- _Exercise instructions_
Set down the final stretch of the data, from the line that holds "Transcribe the text in this document." through the last line, both included, with pictures left out.

- _Data for processing_
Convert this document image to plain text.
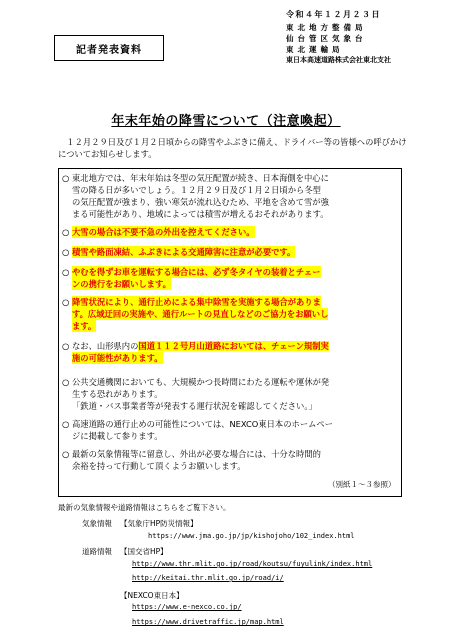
記者発表資料
令和４年１２月２３日
東北地方整備局
仙台管区気象台
東北運輸局
東日本高速道路株式会社東北支社
年末年始の降雪について（注意喚起）
　１２月２９日及び１月２日頃からの降雪やふぶきに備え、ドライバー等の皆様への呼びかけについてお知らせします。
○ 東北地方では、年末年始は冬型の気圧配置が続き、日本海側を中心に
雪の降る日が多いでしょう。１２月２９日及び１月２日頃から冬型
の気圧配置が強まり、強い寒気が流れ込むため、平地を含めて雪が強
まる可能性があり、地域によっては積雪が増えるおそれがあります。
○ 大雪の場合は不要不急の外出を控えてください。
○ 積雪や路面凍結、ふぶきによる交通障害に注意が必要です。
○ やむを得ずお車を運転する場合には、必ず冬タイヤの装着とチェー
ンの携行をお願いします。
○ 降雪状況により、通行止めによる集中除雪を実施する場合がありま
す。広域迂回の実施や、通行ルートの見直しなどのご協力をお願いし
ます。
○ なお、山形県内の国道１１２号月山道路においては、チェーン規制実
施の可能性があります。
○ 公共交通機関においても、大規模かつ長時間にわたる運転や運休が発
生する恐れがあります。
「鉄道・バス事業者等が発表する運行状況を確認してください。」
○ 高速道路の通行止めの可能性については、NEXCO東日本のホームペー
ジに掲載して参ります。
○ 最新の気象情報等に留意し、外出が必要な場合には、十分な時間的
余裕を持って行動して頂くようお願いします。
（別紙１～３参照）
最新の気象情報や道路情報はこちらをご覧下さい。
気象情報 【気象庁HP防災情報】
https://www.jma.go.jp/jp/kishojoho/102_index.html
道路情報 【国交省HP】
http://www.thr.mlit.go.jp/road/koutsu/fuyulink/index.html
http://keitai.thr.mlit.go.jp/road/i/
【NEXCO東日本】
https://www.e-nexco.co.jp/
https://www.drivetraffic.jp/map.html
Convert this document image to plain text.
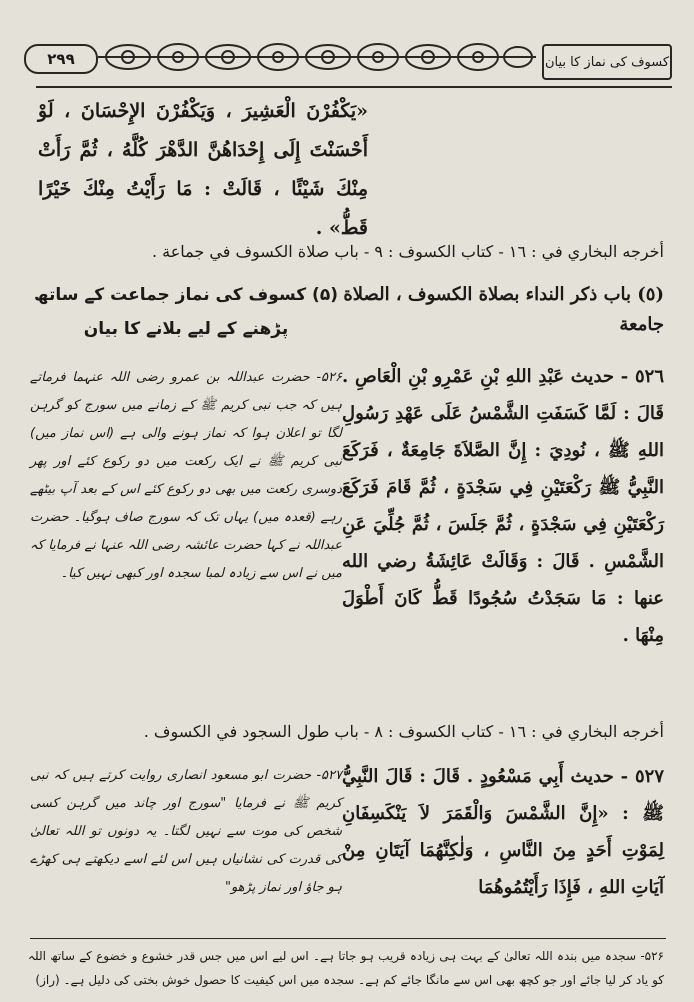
۲۹۹	کسوف کی نماز کا بیان
«يَكْفُرْنَ الْعَشِيرَ ، وَيَكْفُرْنَ الإِحْسَانَ ، لَوْ أَحْسَنْتَ إِلَى إِحْدَاهُنَّ الدَّهْرَ كُلَّهُ ، ثُمَّ رَأَتْ مِنْكَ شَيْئًا ، قَالَتْ : مَا رَأَيْتُ مِنْكَ خَيْرًا قَطُّ» .
أخرجه البخاري في : ١٦ - كتاب الكسوف : ٩ - باب صلاة الكسوف في جماعة .
(٥) باب ذكر النداء بصلاة الكسوف ، الصلاة جامعة
(۵) کسوف کی نماز جماعت کے ساتھ پڑھنے کے لیے بلانے کا بیان
٥٢٦ - حديث عَبْدِ اللهِ بْنِ عَمْرِو بْنِ الْعَاصِ . قَالَ : لَمَّا كَسَفَتِ الشَّمْسُ عَلَى عَهْدِ رَسُولِ اللهِ ﷺ ، نُودِيَ : إِنَّ الصَّلاَةَ جَامِعَةٌ ، فَرَكَعَ النَّبِيُّ ﷺ رَكْعَتَيْنِ فِي سَجْدَةٍ ، ثُمَّ قَامَ فَرَكَعَ رَكْعَتَيْنِ فِي سَجْدَةٍ ، ثُمَّ جَلَسَ ، ثُمَّ جُلِّيَ عَنِ الشَّمْسِ . قَالَ : وَقَالَتْ عَائِشَةُ رضي الله عنها : مَا سَجَدْتُ سُجُودًا قَطُّ كَانَ أَطْوَلَ مِنْهَا .
۵۲۶- حضرت عبداللہ بن عمرو رضی اللہ عنہما فرماتے ہیں کہ جب نبی کریم ﷺ کے زمانے میں سورج کو گرہن لگا تو اعلان ہوا کہ نماز ہونے والی ہے (اس نماز میں) نبی کریم ﷺ نے ایک رکعت میں دو رکوع کئے اور پھر دوسری رکعت میں بھی دو رکوع کئے اس کے بعد آپ بیٹھے رہے (قعدہ میں) یہاں تک کہ سورج صاف ہوگیا۔ حضرت عبداللہ نے کہا حضرت عائشہ رضی اللہ عنہا نے فرمایا کہ میں نے اس سے زیادہ لمبا سجدہ اور کبھی نہیں کیا۔
أخرجه البخاري في : ١٦ - كتاب الكسوف : ٨ - باب طول السجود في الكسوف .
٥٢٧ - حديث أَبِي مَسْعُودٍ . قَالَ : قَالَ النَّبِيُّ ﷺ : «إِنَّ الشَّمْسَ وَالْقَمَرَ لاَ يَنْكَسِفَانِ لِمَوْتِ أَحَدٍ مِنَ النَّاسِ ، وَلٰكِنَّهُمَا آيَتَانِ مِنْ آيَاتِ اللهِ ، فَإِذَا رَأَيْتُمُوهُمَا
۵۲۷- حضرت ابو مسعود انصاری روایت کرتے ہیں کہ نبی کریم ﷺ نے فرمایا "سورج اور چاند میں گرہن کسی شخص کی موت سے نہیں لگتا۔ یہ دونوں تو اللہ تعالیٰ کی قدرت کی نشانیاں ہیں اس لئے اسے دیکھتے ہی کھڑے ہو جاؤ اور نماز پڑھو"
۵۲۶- سجدہ میں بندہ اللہ تعالیٰ کے بہت ہی زیادہ قریب ہو جاتا ہے۔ اس لیے اس میں جس قدر خشوع و خضوع کے ساتھ اللہ کو یاد کر لیا جائے اور جو کچھ بھی اس سے مانگا جائے کم ہے۔ سجدہ میں اس کیفیت کا حصول خوش بختی کی دلیل ہے۔ (راز)
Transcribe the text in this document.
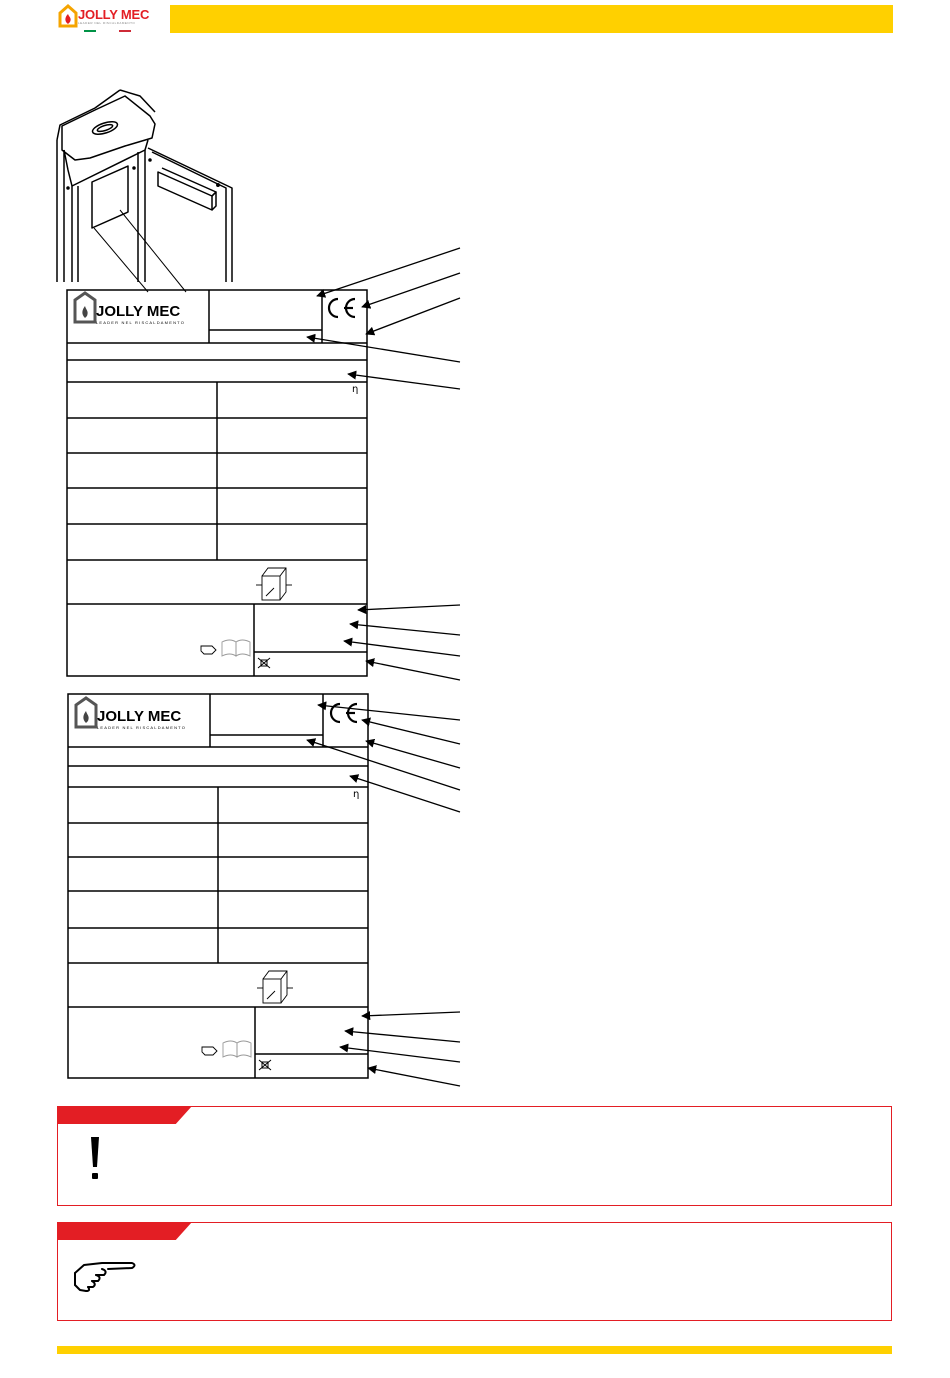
JOLLY MEC
LEADER NEL RISCALDAMENTO
JOLLY MEC
LEADER NEL RISCALDAMENTO
η
JOLLY MEC
LEADER NEL RISCALDAMENTO
η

- _Response_
Transcribe the text in this document.
JOLLY MEC
LEADER NEL RISCALDAMENTO
JOLLY MEC
LEADER NEL RISCALDAMENTO
η
JOLLY MEC
LEADER NEL RISCALDAMENTO
η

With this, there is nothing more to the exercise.